**Textauszug**.
★ ★ ★

Herr Kardinal, wie sehen Sie die gegenwärtige Lage der katholischen Kirche in Tschechien?

Dominik Kardinal Duka OP (Foto: Renovabis-Archiv)

Momentan ist die Kirche in Tschechien in einer Situation des Kampfes. Es ist kein Kulturkampf. Aber in Tschechien sind die Fragen des Geldes und des Eigentums immer das Hauptproblem. In dieser Hinsicht gibt es Spannungen im Parlament oder auf anderen politischen Ebenen. Aber ich bin fest davon überzeugt, dass dies nicht das Hauptthema im Blick auf die Kirche ist.

Die Probleme der römisch-katholischen Kirche in Tschechien sind komplex. Sie haben im 20. Jahrhundert eine wechselvolle Geschichte. Nach dem Ersten Weltkrieg sind in Böhmen 25, in Mähren 15 Prozent der Bevölkerung in die tschechoslowakische Kirche eingetreten. Im Zweiten Weltkrieg haben wir nach der Vertreibung der Sudetendeutschen wieder ein Viertel verloren. Also: Schon vor dem kommunistischen Putsch hatte die Kirche im Laufe des 20. Jahrhunderts im Rahmen der tschechischen Nation etwa 40 Prozent ihrer Mitglieder verloren. Dann kamen die Verfolgung der Kirche und die Einführung des Atheismus in den Schulen hinzu. Nach der Wende im November 1989 mussten wir wieder bei Null beginnen. Es war eine große und schwere Aufgabe, die Strukturen der Kirche wieder neu aufzubauen: das Ordensleben, das Leben in den Diözesen und Pfarrgemeinden. Und das nun in einer Situation der Freiheit, ohne staatliche Kontrolle.

Hinzu kam in den letzten 20 Jahren die demographische Entwicklung, die massive Überalterung, der einschneidende Rückgang der Geburten. Ich sage ganz offen: Die tschechische Nation stirbt aus. Das hat auch Folgen für die Kirche ...

... Das ist auch ein Problem für die Länder im Westen Europas ...

... Ja, aber das Problem bei uns ist auch, dass im Laufe der letzten 20 Jahre, das muss man offen sagen, der Staat und die staatlichen Institutionen ihre Autorität verloren haben.

Bei der Bevölkerungszählung hat die Hälfte der Bevölkerung keine Antwort auf die Frage der Mitgliedschaft in der Kirche gegeben. Aber nach der Zahl der Taufen können wir sagen, dass 40 Prozent der Einwohner der Tschechischen Republik Christen sind. Etwa 90 Prozent davon sind römisch-katholisch. Das sind ungefähr 3,7 Millionen Menschen. Die anderen kommen aus anderen Kirchen. Es gibt die lange kulturelle Tradition der evangelischen Kirche, vor allem der Böhmischen Brüder. Hinzu kommen momentan die vielen Immigranten aus dem Gebiet der ehemaligen Sowjetunion, aus der Ukraine und Weißrussland. Auf diese Weise ist die orthodoxe Kirche eine starke Kirche, auch mit politischem Einfluss, geworden.

★ ★ ★

**Datenzeilen**.
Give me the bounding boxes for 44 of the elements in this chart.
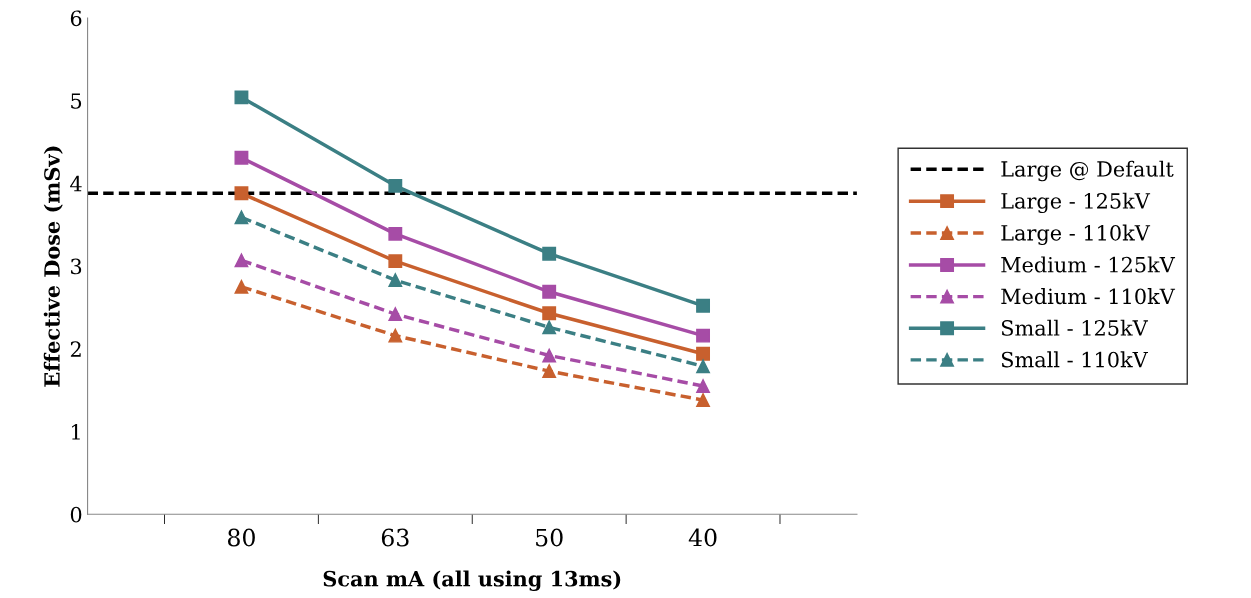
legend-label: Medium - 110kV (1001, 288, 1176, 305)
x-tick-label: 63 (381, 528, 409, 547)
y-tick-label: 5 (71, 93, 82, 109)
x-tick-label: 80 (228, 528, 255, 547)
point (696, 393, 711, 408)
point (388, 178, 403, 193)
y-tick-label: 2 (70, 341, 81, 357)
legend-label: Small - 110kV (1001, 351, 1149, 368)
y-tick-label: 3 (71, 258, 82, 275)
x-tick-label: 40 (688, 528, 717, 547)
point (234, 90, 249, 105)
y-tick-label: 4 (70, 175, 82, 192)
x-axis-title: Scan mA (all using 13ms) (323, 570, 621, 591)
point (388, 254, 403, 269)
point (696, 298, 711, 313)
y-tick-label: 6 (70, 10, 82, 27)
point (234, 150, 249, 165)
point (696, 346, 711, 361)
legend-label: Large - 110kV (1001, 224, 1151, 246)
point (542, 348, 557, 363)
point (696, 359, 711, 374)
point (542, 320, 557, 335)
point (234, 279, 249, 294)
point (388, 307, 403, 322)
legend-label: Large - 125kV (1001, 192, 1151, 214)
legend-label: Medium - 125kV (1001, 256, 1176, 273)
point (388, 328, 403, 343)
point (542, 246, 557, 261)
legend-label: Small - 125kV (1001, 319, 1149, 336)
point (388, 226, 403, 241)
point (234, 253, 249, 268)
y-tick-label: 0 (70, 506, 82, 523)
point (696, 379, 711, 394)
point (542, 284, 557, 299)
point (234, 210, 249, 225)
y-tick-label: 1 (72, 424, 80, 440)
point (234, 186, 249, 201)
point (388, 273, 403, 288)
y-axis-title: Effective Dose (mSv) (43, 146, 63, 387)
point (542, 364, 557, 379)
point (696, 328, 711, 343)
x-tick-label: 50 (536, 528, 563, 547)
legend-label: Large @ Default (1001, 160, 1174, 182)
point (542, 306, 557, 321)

★ ★ ★

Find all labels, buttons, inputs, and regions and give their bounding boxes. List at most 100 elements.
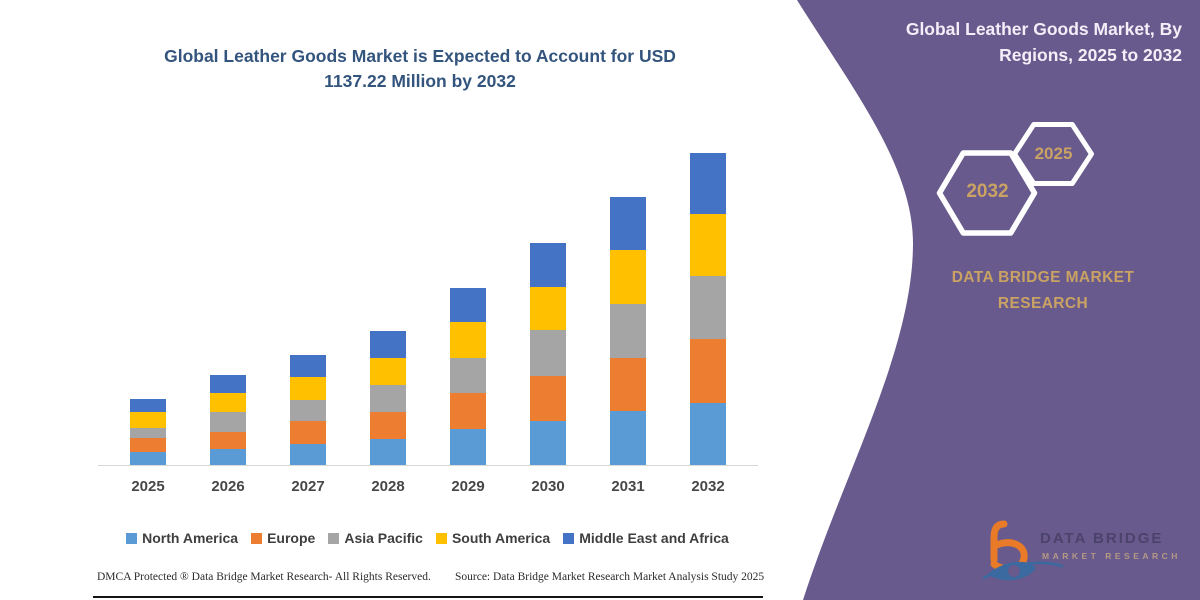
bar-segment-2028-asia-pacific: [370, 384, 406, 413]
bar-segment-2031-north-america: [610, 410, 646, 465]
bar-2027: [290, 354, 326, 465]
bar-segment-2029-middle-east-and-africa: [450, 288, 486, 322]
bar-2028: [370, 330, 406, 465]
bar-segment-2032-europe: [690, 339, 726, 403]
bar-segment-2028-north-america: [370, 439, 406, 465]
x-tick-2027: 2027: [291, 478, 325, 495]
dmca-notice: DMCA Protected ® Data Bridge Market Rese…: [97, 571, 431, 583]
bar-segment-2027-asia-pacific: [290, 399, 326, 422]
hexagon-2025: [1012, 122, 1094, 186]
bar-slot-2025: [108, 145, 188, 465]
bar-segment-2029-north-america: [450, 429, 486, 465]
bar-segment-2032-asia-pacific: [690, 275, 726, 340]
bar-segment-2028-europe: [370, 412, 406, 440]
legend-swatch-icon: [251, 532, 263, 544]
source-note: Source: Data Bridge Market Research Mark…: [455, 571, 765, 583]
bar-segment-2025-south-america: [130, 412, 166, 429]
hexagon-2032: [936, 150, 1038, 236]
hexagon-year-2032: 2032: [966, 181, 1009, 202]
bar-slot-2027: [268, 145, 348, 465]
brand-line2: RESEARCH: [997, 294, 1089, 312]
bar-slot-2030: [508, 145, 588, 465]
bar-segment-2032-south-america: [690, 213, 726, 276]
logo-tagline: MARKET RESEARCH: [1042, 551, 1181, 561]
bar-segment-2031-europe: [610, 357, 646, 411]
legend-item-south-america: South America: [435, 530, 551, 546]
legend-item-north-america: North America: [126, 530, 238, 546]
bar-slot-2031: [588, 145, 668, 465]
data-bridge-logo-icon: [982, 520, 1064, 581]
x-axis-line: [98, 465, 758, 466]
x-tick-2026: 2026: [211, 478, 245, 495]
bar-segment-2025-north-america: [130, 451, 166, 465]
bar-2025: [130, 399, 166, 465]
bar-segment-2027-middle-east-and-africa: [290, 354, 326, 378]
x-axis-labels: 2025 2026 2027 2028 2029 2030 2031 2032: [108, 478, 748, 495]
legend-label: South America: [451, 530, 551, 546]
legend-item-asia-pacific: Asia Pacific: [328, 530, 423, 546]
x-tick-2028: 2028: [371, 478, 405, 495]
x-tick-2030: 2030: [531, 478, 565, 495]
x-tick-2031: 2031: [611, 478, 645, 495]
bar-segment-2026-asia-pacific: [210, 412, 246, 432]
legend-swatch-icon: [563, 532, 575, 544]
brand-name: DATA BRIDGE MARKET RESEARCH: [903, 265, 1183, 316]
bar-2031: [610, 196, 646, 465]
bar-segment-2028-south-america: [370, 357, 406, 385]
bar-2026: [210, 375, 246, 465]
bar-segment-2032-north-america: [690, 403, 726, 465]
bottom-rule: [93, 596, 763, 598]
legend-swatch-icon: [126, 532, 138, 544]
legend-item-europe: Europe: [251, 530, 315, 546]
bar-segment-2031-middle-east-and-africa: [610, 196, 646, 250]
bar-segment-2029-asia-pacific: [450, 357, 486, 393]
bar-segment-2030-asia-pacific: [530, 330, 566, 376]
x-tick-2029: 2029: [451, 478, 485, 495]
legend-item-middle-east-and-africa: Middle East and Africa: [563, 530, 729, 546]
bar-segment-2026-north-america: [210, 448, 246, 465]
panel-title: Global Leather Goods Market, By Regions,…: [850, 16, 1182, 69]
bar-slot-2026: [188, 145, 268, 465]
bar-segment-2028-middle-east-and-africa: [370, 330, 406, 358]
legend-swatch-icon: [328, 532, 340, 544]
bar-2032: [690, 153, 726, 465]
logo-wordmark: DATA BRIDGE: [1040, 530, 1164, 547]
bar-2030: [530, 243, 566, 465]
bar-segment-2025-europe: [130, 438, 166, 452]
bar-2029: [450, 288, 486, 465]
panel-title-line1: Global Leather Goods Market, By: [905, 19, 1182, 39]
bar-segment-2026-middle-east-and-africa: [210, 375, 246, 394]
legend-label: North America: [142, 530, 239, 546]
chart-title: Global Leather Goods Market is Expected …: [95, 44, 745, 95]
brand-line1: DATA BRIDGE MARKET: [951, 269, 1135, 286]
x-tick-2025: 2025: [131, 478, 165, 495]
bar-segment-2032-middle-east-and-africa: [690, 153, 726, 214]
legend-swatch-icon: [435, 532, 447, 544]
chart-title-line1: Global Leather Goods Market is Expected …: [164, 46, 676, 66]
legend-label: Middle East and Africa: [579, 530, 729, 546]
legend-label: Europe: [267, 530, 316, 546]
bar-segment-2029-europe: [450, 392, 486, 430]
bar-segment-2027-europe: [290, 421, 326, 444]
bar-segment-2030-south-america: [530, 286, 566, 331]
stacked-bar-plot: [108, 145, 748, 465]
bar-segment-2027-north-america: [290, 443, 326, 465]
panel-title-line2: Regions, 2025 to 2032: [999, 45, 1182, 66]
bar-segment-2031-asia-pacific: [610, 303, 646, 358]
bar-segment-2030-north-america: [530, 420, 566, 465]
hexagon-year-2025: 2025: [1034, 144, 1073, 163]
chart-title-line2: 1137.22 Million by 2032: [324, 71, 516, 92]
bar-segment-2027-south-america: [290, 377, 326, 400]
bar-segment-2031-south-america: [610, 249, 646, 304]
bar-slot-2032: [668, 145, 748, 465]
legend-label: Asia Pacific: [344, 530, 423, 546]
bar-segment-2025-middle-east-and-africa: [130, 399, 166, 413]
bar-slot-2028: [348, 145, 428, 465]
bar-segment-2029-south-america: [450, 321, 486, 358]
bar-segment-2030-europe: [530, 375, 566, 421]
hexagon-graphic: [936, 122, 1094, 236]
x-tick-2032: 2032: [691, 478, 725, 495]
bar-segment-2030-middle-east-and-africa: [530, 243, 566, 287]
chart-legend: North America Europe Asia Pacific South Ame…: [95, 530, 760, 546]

★ ★ ★

Geben Sie aus dem Text über die katholische Kirche in Tschechien den Abschnitt wortgetreu wieder, der mit den Worten „Herr Kardinal, wie“ einsetzt und mit „die Kirche ist.“ schließt.

**Lösung**.
Herr Kardinal, wie sehen Sie die gegenwärtige Lage der katholischen Kirche in Tschechien?

Dominik Kardinal Duka OP (Foto: Renovabis-Archiv)

Momentan ist die Kirche in Tschechien in einer Situation des Kampfes. Es ist kein Kulturkampf. Aber in Tschechien sind die Fragen des Geldes und des Eigentums immer das Hauptproblem. In dieser Hinsicht gibt es Spannungen im Parlament oder auf anderen politischen Ebenen. Aber ich bin fest davon überzeugt, dass dies nicht das Hauptthema im Blick auf die Kirche ist.